→ **WRITTEN TASK**
Here are some entries; quote each one exactly.
# EXCERPTED RECORDS start
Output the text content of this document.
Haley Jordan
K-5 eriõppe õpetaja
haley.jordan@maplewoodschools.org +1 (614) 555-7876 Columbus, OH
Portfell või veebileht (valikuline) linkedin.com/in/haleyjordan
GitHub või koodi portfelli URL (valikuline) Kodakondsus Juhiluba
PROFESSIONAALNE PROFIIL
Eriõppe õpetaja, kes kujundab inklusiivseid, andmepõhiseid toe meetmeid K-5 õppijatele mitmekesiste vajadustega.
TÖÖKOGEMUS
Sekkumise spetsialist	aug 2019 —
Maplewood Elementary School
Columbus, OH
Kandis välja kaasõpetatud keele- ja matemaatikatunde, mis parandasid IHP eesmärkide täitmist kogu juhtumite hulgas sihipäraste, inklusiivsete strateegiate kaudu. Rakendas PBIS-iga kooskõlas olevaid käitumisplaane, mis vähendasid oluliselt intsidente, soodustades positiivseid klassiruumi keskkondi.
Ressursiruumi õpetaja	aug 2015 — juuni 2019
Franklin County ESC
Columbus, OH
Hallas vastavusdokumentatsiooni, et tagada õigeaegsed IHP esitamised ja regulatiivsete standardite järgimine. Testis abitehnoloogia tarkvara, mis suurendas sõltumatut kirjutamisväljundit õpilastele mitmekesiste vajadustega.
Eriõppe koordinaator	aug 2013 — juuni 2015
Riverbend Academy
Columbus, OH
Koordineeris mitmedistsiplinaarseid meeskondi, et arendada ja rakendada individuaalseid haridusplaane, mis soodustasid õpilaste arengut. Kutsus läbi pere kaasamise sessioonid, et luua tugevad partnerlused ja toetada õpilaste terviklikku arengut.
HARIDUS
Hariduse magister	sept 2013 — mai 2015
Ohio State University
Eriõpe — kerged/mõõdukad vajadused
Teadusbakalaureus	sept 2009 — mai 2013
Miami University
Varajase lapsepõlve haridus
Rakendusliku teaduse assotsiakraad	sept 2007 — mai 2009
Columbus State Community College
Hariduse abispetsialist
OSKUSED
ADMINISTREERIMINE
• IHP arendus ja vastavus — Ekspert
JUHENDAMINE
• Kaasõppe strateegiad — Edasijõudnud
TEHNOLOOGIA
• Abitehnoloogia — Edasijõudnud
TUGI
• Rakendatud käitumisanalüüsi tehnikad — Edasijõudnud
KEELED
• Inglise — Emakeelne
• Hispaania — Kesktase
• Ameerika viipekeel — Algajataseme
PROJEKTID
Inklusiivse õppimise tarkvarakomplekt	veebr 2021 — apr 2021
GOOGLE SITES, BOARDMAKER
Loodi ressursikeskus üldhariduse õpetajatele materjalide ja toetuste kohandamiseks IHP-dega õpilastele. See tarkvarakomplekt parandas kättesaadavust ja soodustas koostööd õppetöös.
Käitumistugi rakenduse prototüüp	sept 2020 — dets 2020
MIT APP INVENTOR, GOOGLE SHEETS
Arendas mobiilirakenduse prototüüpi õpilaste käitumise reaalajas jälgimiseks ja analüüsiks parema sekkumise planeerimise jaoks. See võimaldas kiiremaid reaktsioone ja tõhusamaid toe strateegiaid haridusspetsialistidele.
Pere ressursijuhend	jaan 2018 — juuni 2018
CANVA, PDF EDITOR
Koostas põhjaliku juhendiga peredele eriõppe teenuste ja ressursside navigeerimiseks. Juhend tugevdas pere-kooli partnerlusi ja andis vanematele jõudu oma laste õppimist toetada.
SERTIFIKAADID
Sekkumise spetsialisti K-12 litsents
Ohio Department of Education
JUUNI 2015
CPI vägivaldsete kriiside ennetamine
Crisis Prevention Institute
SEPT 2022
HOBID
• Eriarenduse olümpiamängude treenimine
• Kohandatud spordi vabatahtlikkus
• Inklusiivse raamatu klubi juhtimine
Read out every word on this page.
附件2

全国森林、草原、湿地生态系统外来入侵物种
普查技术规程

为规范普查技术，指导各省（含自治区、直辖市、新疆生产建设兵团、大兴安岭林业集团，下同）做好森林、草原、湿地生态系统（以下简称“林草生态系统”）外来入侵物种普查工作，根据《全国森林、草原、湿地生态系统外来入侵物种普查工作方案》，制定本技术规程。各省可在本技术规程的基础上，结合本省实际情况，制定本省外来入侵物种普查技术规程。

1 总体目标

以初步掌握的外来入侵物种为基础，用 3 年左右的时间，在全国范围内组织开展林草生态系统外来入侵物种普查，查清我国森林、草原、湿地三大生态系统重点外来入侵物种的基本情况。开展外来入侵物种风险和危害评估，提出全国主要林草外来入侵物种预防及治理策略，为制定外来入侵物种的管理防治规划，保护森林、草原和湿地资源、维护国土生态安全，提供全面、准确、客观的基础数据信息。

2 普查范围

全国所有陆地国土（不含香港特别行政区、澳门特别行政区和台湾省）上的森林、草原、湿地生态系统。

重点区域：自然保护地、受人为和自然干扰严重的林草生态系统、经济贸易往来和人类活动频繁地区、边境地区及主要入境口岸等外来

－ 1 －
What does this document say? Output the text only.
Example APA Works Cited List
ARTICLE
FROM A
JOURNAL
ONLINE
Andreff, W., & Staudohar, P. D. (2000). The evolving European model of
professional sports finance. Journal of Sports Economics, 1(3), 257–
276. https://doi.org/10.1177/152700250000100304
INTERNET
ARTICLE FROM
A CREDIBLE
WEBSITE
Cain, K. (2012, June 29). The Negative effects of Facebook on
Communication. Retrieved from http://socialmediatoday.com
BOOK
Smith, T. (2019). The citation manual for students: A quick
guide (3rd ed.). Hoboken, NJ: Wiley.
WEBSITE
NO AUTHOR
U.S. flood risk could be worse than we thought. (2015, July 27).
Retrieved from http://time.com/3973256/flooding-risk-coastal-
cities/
# EXCERPTED RECORDS end
→ **EXERCISE OUTPUT**
Output the text content of this document.
Haley Jordan
K-5 eriõppe õpetaja
haley.jordan@maplewoodschools.org +1 (614) 555-7876 Columbus, OH
Portfell või veebileht (valikuline) linkedin.com/in/haleyjordan
GitHub või koodi portfelli URL (valikuline) Kodakondsus Juhiluba
PROFESSIONAALNE PROFIIL
Eriõppe õpetaja, kes kujundab inklusiivseid, andmepõhiseid toe meetmeid K-5 õppijatele mitmekesiste vajadustega.
TÖÖKOGEMUS
Sekkumise spetsialist	aug 2019 —
Maplewood Elementary School
Columbus, OH
Kandis välja kaasõpetatud keele- ja matemaatikatunde, mis parandasid IHP eesmärkide täitmist kogu juhtumite hulgas sihipäraste, inklusiivsete strateegiate kaudu. Rakendas PBIS-iga kooskõlas olevaid käitumisplaane, mis vähendasid oluliselt intsidente, soodustades positiivseid klassiruumi keskkondi.
Ressursiruumi õpetaja	aug 2015 — juuni 2019
Franklin County ESC
Columbus, OH
Hallas vastavusdokumentatsiooni, et tagada õigeaegsed IHP esitamised ja regulatiivsete standardite järgimine. Testis abitehnoloogia tarkvara, mis suurendas sõltumatut kirjutamisväljundit õpilastele mitmekesiste vajadustega.
Eriõppe koordinaator	aug 2013 — juuni 2015
Riverbend Academy
Columbus, OH
Koordineeris mitmedistsiplinaarseid meeskondi, et arendada ja rakendada individuaalseid haridusplaane, mis soodustasid õpilaste arengut. Kutsus läbi pere kaasamise sessioonid, et luua tugevad partnerlused ja toetada õpilaste terviklikku arengut.
HARIDUS
Hariduse magister	sept 2013 — mai 2015
Ohio State University
Eriõpe — kerged/mõõdukad vajadused
Teadusbakalaureus	sept 2009 — mai 2013
Miami University
Varajase lapsepõlve haridus
Rakendusliku teaduse assotsiakraad	sept 2007 — mai 2009
Columbus State Community College
Hariduse abispetsialist
OSKUSED
ADMINISTREERIMINE
• IHP arendus ja vastavus — Ekspert
JUHENDAMINE
• Kaasõppe strateegiad — Edasijõudnud
TEHNOLOOGIA
• Abitehnoloogia — Edasijõudnud
TUGI
• Rakendatud käitumisanalüüsi tehnikad — Edasijõudnud
KEELED
• Inglise — Emakeelne
• Hispaania — Kesktase
• Ameerika viipekeel — Algajataseme
PROJEKTID
Inklusiivse õppimise tarkvarakomplekt	veebr 2021 — apr 2021
GOOGLE SITES, BOARDMAKER
Loodi ressursikeskus üldhariduse õpetajatele materjalide ja toetuste kohandamiseks IHP-dega õpilastele. See tarkvarakomplekt parandas kättesaadavust ja soodustas koostööd õppetöös.
Käitumistugi rakenduse prototüüp	sept 2020 — dets 2020
MIT APP INVENTOR, GOOGLE SHEETS
Arendas mobiilirakenduse prototüüpi õpilaste käitumise reaalajas jälgimiseks ja analüüsiks parema sekkumise planeerimise jaoks. See võimaldas kiiremaid reaktsioone ja tõhusamaid toe strateegiaid haridusspetsialistidele.
Pere ressursijuhend	jaan 2018 — juuni 2018
CANVA, PDF EDITOR
Koostas põhjaliku juhendiga peredele eriõppe teenuste ja ressursside navigeerimiseks. Juhend tugevdas pere-kooli partnerlusi ja andis vanematele jõudu oma laste õppimist toetada.
SERTIFIKAADID
Sekkumise spetsialisti K-12 litsents
Ohio Department of Education
JUUNI 2015
CPI vägivaldsete kriiside ennetamine
Crisis Prevention Institute
SEPT 2022
HOBID
• Eriarenduse olümpiamängude treenimine
• Kohandatud spordi vabatahtlikkus
• Inklusiivse raamatu klubi juhtimine
Read out every word on this page.
附件2

全国森林、草原、湿地生态系统外来入侵物种
普查技术规程

为规范普查技术，指导各省（含自治区、直辖市、新疆生产建设兵团、大兴安岭林业集团，下同）做好森林、草原、湿地生态系统（以下简称“林草生态系统”）外来入侵物种普查工作，根据《全国森林、草原、湿地生态系统外来入侵物种普查工作方案》，制定本技术规程。各省可在本技术规程的基础上，结合本省实际情况，制定本省外来入侵物种普查技术规程。

1 总体目标

以初步掌握的外来入侵物种为基础，用 3 年左右的时间，在全国范围内组织开展林草生态系统外来入侵物种普查，查清我国森林、草原、湿地三大生态系统重点外来入侵物种的基本情况。开展外来入侵物种风险和危害评估，提出全国主要林草外来入侵物种预防及治理策略，为制定外来入侵物种的管理防治规划，保护森林、草原和湿地资源、维护国土生态安全，提供全面、准确、客观的基础数据信息。

2 普查范围

全国所有陆地国土（不含香港特别行政区、澳门特别行政区和台湾省）上的森林、草原、湿地生态系统。

重点区域：自然保护地、受人为和自然干扰严重的林草生态系统、经济贸易往来和人类活动频繁地区、边境地区及主要入境口岸等外来

－ 1 －
What does this document say? Output the text only.
Example APA Works Cited List
ARTICLE
FROM A
JOURNAL
ONLINE
Andreff, W., & Staudohar, P. D. (2000). The evolving European model of
professional sports finance. Journal of Sports Economics, 1(3), 257–
276. https://doi.org/10.1177/152700250000100304
INTERNET
ARTICLE FROM
A CREDIBLE
WEBSITE
Cain, K. (2012, June 29). The Negative effects of Facebook on
Communication. Retrieved from http://socialmediatoday.com
BOOK
Smith, T. (2019). The citation manual for students: A quick
guide (3rd ed.). Hoboken, NJ: Wiley.
WEBSITE
NO AUTHOR
U.S. flood risk could be worse than we thought. (2015, July 27).
Retrieved from http://time.com/3973256/flooding-risk-coastal-
cities/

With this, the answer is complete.